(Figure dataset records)

"""

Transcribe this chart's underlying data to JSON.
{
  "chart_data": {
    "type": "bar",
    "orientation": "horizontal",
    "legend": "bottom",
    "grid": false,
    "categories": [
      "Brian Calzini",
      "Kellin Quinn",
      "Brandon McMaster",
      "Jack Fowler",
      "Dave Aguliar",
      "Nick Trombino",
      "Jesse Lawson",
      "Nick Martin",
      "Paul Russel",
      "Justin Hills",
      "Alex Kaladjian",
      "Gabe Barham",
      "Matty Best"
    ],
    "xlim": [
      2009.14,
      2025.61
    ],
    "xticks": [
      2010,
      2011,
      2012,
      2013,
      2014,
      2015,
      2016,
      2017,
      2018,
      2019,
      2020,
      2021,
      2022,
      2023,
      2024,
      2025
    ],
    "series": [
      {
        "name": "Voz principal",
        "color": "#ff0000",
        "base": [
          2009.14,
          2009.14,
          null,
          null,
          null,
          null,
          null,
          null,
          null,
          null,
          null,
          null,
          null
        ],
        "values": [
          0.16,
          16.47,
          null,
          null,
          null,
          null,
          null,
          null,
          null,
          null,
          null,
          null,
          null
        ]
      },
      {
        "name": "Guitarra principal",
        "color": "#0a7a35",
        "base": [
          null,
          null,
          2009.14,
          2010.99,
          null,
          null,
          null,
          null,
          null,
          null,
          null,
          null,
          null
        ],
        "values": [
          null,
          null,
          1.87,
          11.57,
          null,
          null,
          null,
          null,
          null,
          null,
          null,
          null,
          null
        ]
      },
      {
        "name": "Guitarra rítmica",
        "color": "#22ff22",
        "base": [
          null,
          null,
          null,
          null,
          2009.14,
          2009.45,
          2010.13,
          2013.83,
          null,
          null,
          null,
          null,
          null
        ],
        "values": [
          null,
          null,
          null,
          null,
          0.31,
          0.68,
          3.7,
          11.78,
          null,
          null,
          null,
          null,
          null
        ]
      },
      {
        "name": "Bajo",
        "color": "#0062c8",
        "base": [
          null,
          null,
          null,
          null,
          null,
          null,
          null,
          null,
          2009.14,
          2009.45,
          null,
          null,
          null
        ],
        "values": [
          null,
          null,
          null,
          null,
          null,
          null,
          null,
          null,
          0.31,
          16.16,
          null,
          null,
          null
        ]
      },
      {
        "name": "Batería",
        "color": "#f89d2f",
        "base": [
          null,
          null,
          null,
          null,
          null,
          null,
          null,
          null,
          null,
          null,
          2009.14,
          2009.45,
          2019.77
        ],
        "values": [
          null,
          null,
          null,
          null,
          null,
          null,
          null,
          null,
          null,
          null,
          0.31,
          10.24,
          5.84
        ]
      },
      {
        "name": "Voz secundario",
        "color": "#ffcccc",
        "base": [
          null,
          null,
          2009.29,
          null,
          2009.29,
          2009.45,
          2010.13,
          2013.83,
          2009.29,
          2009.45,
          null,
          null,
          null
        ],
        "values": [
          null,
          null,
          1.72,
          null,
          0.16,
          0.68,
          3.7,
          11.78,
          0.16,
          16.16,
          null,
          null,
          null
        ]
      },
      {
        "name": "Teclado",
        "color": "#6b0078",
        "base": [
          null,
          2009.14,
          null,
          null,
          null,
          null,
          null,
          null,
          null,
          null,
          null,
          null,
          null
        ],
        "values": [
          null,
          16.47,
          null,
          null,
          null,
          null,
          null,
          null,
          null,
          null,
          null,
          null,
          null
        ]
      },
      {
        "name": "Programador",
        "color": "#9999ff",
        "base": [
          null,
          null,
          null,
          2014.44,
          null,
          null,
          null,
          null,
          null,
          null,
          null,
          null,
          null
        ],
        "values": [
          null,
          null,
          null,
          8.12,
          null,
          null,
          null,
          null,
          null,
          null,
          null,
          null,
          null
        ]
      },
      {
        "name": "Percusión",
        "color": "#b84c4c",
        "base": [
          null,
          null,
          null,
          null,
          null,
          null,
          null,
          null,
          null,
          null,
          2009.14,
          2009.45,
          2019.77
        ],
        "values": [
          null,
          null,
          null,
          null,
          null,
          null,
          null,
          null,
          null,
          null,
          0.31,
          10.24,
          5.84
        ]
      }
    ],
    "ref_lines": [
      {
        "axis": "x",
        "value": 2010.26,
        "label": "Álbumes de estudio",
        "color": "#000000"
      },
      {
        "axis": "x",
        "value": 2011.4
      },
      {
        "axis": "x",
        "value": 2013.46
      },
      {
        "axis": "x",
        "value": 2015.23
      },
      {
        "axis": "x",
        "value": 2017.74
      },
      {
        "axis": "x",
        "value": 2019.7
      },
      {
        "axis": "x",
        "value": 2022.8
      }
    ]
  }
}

"""

_Set problem_
Which lines contain "name"? Copy each of them.

_Full output_
        "name": "Voz principal",
        "name": "Guitarra principal",
        "name": "Guitarra rítmica",
        "name": "Bajo",
        "name": "Batería",
        "name": "Voz secundario",
        "name": "Teclado",
        "name": "Programador",
        "name": "Percusión",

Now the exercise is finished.